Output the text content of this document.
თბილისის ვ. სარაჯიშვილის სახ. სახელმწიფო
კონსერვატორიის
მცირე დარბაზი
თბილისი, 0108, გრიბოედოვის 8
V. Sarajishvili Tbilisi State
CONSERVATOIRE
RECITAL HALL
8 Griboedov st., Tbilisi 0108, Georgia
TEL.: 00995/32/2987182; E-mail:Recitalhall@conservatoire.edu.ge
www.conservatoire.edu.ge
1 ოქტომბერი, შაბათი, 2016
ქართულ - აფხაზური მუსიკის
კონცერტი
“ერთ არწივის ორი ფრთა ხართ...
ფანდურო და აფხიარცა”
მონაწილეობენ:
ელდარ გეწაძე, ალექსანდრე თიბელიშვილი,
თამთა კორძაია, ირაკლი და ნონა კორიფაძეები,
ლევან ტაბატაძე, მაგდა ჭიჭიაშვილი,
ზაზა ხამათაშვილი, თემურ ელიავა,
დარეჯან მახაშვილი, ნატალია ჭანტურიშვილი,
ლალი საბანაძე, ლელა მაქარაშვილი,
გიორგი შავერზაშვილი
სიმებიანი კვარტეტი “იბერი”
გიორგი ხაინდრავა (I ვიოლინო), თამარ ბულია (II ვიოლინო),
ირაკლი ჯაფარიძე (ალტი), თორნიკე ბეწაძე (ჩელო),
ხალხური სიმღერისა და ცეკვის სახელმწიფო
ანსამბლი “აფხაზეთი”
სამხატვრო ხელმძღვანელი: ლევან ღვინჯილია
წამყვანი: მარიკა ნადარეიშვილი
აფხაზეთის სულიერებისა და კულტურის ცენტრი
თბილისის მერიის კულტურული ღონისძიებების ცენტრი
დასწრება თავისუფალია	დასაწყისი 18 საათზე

What to work on: Print all of the entries again, exactly as written.

Correct result:
Output the text content of this document.
თბილისის ვ. სარაჯიშვილის სახ. სახელმწიფო
კონსერვატორიის
მცირე დარბაზი
თბილისი, 0108, გრიბოედოვის 8
V. Sarajishvili Tbilisi State
CONSERVATOIRE
RECITAL HALL
8 Griboedov st., Tbilisi 0108, Georgia
TEL.: 00995/32/2987182; E-mail:Recitalhall@conservatoire.edu.ge
www.conservatoire.edu.ge
1 ოქტომბერი, შაბათი, 2016
ქართულ - აფხაზური მუსიკის
კონცერტი
“ერთ არწივის ორი ფრთა ხართ...
ფანდურო და აფხიარცა”
მონაწილეობენ:
ელდარ გეწაძე, ალექსანდრე თიბელიშვილი,
თამთა კორძაია, ირაკლი და ნონა კორიფაძეები,
ლევან ტაბატაძე, მაგდა ჭიჭიაშვილი,
ზაზა ხამათაშვილი, თემურ ელიავა,
დარეჯან მახაშვილი, ნატალია ჭანტურიშვილი,
ლალი საბანაძე, ლელა მაქარაშვილი,
გიორგი შავერზაშვილი
სიმებიანი კვარტეტი “იბერი”
გიორგი ხაინდრავა (I ვიოლინო), თამარ ბულია (II ვიოლინო),
ირაკლი ჯაფარიძე (ალტი), თორნიკე ბეწაძე (ჩელო),
ხალხური სიმღერისა და ცეკვის სახელმწიფო
ანსამბლი “აფხაზეთი”
სამხატვრო ხელმძღვანელი: ლევან ღვინჯილია
წამყვანი: მარიკა ნადარეიშვილი
აფხაზეთის სულიერებისა და კულტურის ცენტრი
თბილისის მერიის კულტურული ღონისძიებების ცენტრი
დასწრება თავისუფალია	დასაწყისი 18 საათზე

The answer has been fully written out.